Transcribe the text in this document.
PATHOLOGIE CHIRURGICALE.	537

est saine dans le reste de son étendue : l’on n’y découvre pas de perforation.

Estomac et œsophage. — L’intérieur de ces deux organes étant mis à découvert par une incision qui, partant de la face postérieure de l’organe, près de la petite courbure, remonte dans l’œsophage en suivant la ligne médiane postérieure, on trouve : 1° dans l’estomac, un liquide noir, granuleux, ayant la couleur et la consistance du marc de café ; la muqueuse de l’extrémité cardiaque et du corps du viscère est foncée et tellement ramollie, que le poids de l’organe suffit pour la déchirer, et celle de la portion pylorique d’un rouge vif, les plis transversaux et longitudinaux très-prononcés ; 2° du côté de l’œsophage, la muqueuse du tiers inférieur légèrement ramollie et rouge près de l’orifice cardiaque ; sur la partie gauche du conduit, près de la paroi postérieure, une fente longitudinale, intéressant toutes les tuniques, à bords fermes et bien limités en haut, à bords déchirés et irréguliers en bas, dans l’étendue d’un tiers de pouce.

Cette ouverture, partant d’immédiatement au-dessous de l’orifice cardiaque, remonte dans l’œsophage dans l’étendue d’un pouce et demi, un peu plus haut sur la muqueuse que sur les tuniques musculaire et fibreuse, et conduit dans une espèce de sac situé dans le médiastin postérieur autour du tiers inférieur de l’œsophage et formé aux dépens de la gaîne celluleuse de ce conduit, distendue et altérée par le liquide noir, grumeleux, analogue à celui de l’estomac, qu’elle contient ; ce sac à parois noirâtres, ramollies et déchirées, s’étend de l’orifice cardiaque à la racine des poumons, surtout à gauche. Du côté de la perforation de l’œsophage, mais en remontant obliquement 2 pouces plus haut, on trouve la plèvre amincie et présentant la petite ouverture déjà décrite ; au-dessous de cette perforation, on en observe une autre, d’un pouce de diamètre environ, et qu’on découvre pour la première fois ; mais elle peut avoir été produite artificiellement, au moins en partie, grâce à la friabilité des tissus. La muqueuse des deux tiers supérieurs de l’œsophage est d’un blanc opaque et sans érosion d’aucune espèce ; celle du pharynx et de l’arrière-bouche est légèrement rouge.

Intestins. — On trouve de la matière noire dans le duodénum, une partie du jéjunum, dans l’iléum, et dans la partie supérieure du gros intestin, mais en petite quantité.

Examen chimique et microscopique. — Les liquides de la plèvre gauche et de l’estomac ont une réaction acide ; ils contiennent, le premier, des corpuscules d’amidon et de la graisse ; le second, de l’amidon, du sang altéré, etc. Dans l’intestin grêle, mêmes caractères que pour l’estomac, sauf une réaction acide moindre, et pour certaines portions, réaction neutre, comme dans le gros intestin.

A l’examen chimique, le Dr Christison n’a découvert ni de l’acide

PROBLEM DESCRIPTION:
Please repeat the listing exactly, with nothing left out.

SOLUTION TO THIS TASK:
Transcribe the text in this document.
PATHOLOGIE CHIRURGICALE.	537

est saine dans le reste de son étendue : l’on n’y découvre pas de perforation.

Estomac et œsophage. — L’intérieur de ces deux organes étant mis à découvert par une incision qui, partant de la face postérieure de l’organe, près de la petite courbure, remonte dans l’œsophage en suivant la ligne médiane postérieure, on trouve : 1° dans l’estomac, un liquide noir, granuleux, ayant la couleur et la consistance du marc de café ; la muqueuse de l’extrémité cardiaque et du corps du viscère est foncée et tellement ramollie, que le poids de l’organe suffit pour la déchirer, et celle de la portion pylorique d’un rouge vif, les plis transversaux et longitudinaux très-prononcés ; 2° du côté de l’œsophage, la muqueuse du tiers inférieur légèrement ramollie et rouge près de l’orifice cardiaque ; sur la partie gauche du conduit, près de la paroi postérieure, une fente longitudinale, intéressant toutes les tuniques, à bords fermes et bien limités en haut, à bords déchirés et irréguliers en bas, dans l’étendue d’un tiers de pouce.

Cette ouverture, partant d’immédiatement au-dessous de l’orifice cardiaque, remonte dans l’œsophage dans l’étendue d’un pouce et demi, un peu plus haut sur la muqueuse que sur les tuniques musculaire et fibreuse, et conduit dans une espèce de sac situé dans le médiastin postérieur autour du tiers inférieur de l’œsophage et formé aux dépens de la gaîne celluleuse de ce conduit, distendue et altérée par le liquide noir, grumeleux, analogue à celui de l’estomac, qu’elle contient ; ce sac à parois noirâtres, ramollies et déchirées, s’étend de l’orifice cardiaque à la racine des poumons, surtout à gauche. Du côté de la perforation de l’œsophage, mais en remontant obliquement 2 pouces plus haut, on trouve la plèvre amincie et présentant la petite ouverture déjà décrite ; au-dessous de cette perforation, on en observe une autre, d’un pouce de diamètre environ, et qu’on découvre pour la première fois ; mais elle peut avoir été produite artificiellement, au moins en partie, grâce à la friabilité des tissus. La muqueuse des deux tiers supérieurs de l’œsophage est d’un blanc opaque et sans érosion d’aucune espèce ; celle du pharynx et de l’arrière-bouche est légèrement rouge.

Intestins. — On trouve de la matière noire dans le duodénum, une partie du jéjunum, dans l’iléum, et dans la partie supérieure du gros intestin, mais en petite quantité.

Examen chimique et microscopique. — Les liquides de la plèvre gauche et de l’estomac ont une réaction acide ; ils contiennent, le premier, des corpuscules d’amidon et de la graisse ; le second, de l’amidon, du sang altéré, etc. Dans l’intestin grêle, mêmes caractères que pour l’estomac, sauf une réaction acide moindre, et pour certaines portions, réaction neutre, comme dans le gros intestin.

A l’examen chimique, le Dr Christison n’a découvert ni de l’acide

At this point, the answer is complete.